[START AVAILABLE DATA]
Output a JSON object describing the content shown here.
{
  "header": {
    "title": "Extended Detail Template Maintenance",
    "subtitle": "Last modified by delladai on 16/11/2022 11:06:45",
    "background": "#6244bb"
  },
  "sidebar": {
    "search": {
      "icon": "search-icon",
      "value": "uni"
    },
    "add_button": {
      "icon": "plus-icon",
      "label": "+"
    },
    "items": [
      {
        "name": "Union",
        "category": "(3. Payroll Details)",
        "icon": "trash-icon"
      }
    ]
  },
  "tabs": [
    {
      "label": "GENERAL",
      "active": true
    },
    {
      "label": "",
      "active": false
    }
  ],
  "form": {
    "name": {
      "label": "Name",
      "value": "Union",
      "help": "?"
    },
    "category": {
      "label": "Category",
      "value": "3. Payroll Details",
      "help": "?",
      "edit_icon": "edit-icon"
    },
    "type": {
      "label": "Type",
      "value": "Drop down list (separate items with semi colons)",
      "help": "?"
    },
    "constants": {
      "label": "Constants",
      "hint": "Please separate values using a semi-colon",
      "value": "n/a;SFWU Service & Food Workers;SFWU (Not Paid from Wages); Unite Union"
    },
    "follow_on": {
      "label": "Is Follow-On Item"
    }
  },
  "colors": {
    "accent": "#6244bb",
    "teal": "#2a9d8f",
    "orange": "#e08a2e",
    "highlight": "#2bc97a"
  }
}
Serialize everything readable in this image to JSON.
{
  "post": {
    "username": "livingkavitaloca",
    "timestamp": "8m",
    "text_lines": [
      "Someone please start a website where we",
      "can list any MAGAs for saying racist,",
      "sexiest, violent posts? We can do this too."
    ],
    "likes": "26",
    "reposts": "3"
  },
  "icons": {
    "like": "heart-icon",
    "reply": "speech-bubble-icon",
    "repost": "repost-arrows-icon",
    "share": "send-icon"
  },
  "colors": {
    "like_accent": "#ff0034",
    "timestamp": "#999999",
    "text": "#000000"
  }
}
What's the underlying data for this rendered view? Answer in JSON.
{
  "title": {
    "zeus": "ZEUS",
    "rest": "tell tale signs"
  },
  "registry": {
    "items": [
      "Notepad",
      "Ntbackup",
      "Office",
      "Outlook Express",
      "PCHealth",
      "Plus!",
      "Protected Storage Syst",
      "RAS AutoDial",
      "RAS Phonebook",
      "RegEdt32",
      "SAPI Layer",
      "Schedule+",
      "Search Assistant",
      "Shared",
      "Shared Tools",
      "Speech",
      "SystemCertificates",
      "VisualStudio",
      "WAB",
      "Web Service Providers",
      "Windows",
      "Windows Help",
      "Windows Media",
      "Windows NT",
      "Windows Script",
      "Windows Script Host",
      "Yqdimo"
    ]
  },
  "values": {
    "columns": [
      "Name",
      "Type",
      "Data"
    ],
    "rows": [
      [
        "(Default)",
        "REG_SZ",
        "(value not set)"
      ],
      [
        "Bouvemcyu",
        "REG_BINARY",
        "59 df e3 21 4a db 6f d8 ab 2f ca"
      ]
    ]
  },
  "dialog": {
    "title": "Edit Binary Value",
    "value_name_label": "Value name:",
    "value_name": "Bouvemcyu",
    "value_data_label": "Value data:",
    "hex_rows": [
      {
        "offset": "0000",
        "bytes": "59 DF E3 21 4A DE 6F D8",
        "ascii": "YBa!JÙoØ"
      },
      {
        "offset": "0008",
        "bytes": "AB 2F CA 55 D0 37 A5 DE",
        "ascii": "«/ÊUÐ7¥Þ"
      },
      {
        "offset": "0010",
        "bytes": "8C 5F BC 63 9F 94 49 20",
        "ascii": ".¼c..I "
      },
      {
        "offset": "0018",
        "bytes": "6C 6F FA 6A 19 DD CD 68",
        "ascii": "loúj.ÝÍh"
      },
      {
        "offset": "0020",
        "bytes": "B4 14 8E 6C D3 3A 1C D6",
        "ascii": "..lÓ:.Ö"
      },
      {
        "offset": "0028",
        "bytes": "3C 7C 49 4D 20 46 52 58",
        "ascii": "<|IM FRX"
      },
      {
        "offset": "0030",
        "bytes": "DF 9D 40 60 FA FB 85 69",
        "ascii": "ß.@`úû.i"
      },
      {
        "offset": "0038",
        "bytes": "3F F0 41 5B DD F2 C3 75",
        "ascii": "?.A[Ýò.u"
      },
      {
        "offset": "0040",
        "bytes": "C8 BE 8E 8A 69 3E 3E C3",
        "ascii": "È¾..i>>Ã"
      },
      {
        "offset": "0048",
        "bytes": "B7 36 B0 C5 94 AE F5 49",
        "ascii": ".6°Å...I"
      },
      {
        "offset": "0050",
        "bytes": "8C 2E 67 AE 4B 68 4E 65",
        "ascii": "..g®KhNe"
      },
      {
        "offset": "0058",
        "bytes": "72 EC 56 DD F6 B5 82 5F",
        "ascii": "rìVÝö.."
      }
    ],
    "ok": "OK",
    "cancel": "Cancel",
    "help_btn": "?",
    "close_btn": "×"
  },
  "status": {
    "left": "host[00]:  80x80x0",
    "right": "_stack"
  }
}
[END AVAILABLE DATA]
## PROBLEM REQUIREMENTS
Transcribe the data above in full, exactly.

## FINISHED TASK
Output a JSON object describing the content shown here.
{
  "header": {
    "title": "Extended Detail Template Maintenance",
    "subtitle": "Last modified by delladai on 16/11/2022 11:06:45",
    "background": "#6244bb"
  },
  "sidebar": {
    "search": {
      "icon": "search-icon",
      "value": "uni"
    },
    "add_button": {
      "icon": "plus-icon",
      "label": "+"
    },
    "items": [
      {
        "name": "Union",
        "category": "(3. Payroll Details)",
        "icon": "trash-icon"
      }
    ]
  },
  "tabs": [
    {
      "label": "GENERAL",
      "active": true
    },
    {
      "label": "",
      "active": false
    }
  ],
  "form": {
    "name": {
      "label": "Name",
      "value": "Union",
      "help": "?"
    },
    "category": {
      "label": "Category",
      "value": "3. Payroll Details",
      "help": "?",
      "edit_icon": "edit-icon"
    },
    "type": {
      "label": "Type",
      "value": "Drop down list (separate items with semi colons)",
      "help": "?"
    },
    "constants": {
      "label": "Constants",
      "hint": "Please separate values using a semi-colon",
      "value": "n/a;SFWU Service & Food Workers;SFWU (Not Paid from Wages); Unite Union"
    },
    "follow_on": {
      "label": "Is Follow-On Item"
    }
  },
  "colors": {
    "accent": "#6244bb",
    "teal": "#2a9d8f",
    "orange": "#e08a2e",
    "highlight": "#2bc97a"
  }
}
Serialize everything readable in this image to JSON.
{
  "post": {
    "username": "livingkavitaloca",
    "timestamp": "8m",
    "text_lines": [
      "Someone please start a website where we",
      "can list any MAGAs for saying racist,",
      "sexiest, violent posts? We can do this too."
    ],
    "likes": "26",
    "reposts": "3"
  },
  "icons": {
    "like": "heart-icon",
    "reply": "speech-bubble-icon",
    "repost": "repost-arrows-icon",
    "share": "send-icon"
  },
  "colors": {
    "like_accent": "#ff0034",
    "timestamp": "#999999",
    "text": "#000000"
  }
}
What's the underlying data for this rendered view? Answer in JSON.
{
  "title": {
    "zeus": "ZEUS",
    "rest": "tell tale signs"
  },
  "registry": {
    "items": [
      "Notepad",
      "Ntbackup",
      "Office",
      "Outlook Express",
      "PCHealth",
      "Plus!",
      "Protected Storage Syst",
      "RAS AutoDial",
      "RAS Phonebook",
      "RegEdt32",
      "SAPI Layer",
      "Schedule+",
      "Search Assistant",
      "Shared",
      "Shared Tools",
      "Speech",
      "SystemCertificates",
      "VisualStudio",
      "WAB",
      "Web Service Providers",
      "Windows",
      "Windows Help",
      "Windows Media",
      "Windows NT",
      "Windows Script",
      "Windows Script Host",
      "Yqdimo"
    ]
  },
  "values": {
    "columns": [
      "Name",
      "Type",
      "Data"
    ],
    "rows": [
      [
        "(Default)",
        "REG_SZ",
        "(value not set)"
      ],
      [
        "Bouvemcyu",
        "REG_BINARY",
        "59 df e3 21 4a db 6f d8 ab 2f ca"
      ]
    ]
  },
  "dialog": {
    "title": "Edit Binary Value",
    "value_name_label": "Value name:",
    "value_name": "Bouvemcyu",
    "value_data_label": "Value data:",
    "hex_rows": [
      {
        "offset": "0000",
        "bytes": "59 DF E3 21 4A DE 6F D8",
        "ascii": "YBa!JÙoØ"
      },
      {
        "offset": "0008",
        "bytes": "AB 2F CA 55 D0 37 A5 DE",
        "ascii": "«/ÊUÐ7¥Þ"
      },
      {
        "offset": "0010",
        "bytes": "8C 5F BC 63 9F 94 49 20",
        "ascii": ".¼c..I "
      },
      {
        "offset": "0018",
        "bytes": "6C 6F FA 6A 19 DD CD 68",
        "ascii": "loúj.ÝÍh"
      },
      {
        "offset": "0020",
        "bytes": "B4 14 8E 6C D3 3A 1C D6",
        "ascii": "..lÓ:.Ö"
      },
      {
        "offset": "0028",
        "bytes": "3C 7C 49 4D 20 46 52 58",
        "ascii": "<|IM FRX"
      },
      {
        "offset": "0030",
        "bytes": "DF 9D 40 60 FA FB 85 69",
        "ascii": "ß.@`úû.i"
      },
      {
        "offset": "0038",
        "bytes": "3F F0 41 5B DD F2 C3 75",
        "ascii": "?.A[Ýò.u"
      },
      {
        "offset": "0040",
        "bytes": "C8 BE 8E 8A 69 3E 3E C3",
        "ascii": "È¾..i>>Ã"
      },
      {
        "offset": "0048",
        "bytes": "B7 36 B0 C5 94 AE F5 49",
        "ascii": ".6°Å...I"
      },
      {
        "offset": "0050",
        "bytes": "8C 2E 67 AE 4B 68 4E 65",
        "ascii": "..g®KhNe"
      },
      {
        "offset": "0058",
        "bytes": "72 EC 56 DD F6 B5 82 5F",
        "ascii": "rìVÝö.."
      }
    ],
    "ok": "OK",
    "cancel": "Cancel",
    "help_btn": "?",
    "close_btn": "×"
  },
  "status": {
    "left": "host[00]:  80x80x0",
    "right": "_stack"
  }
}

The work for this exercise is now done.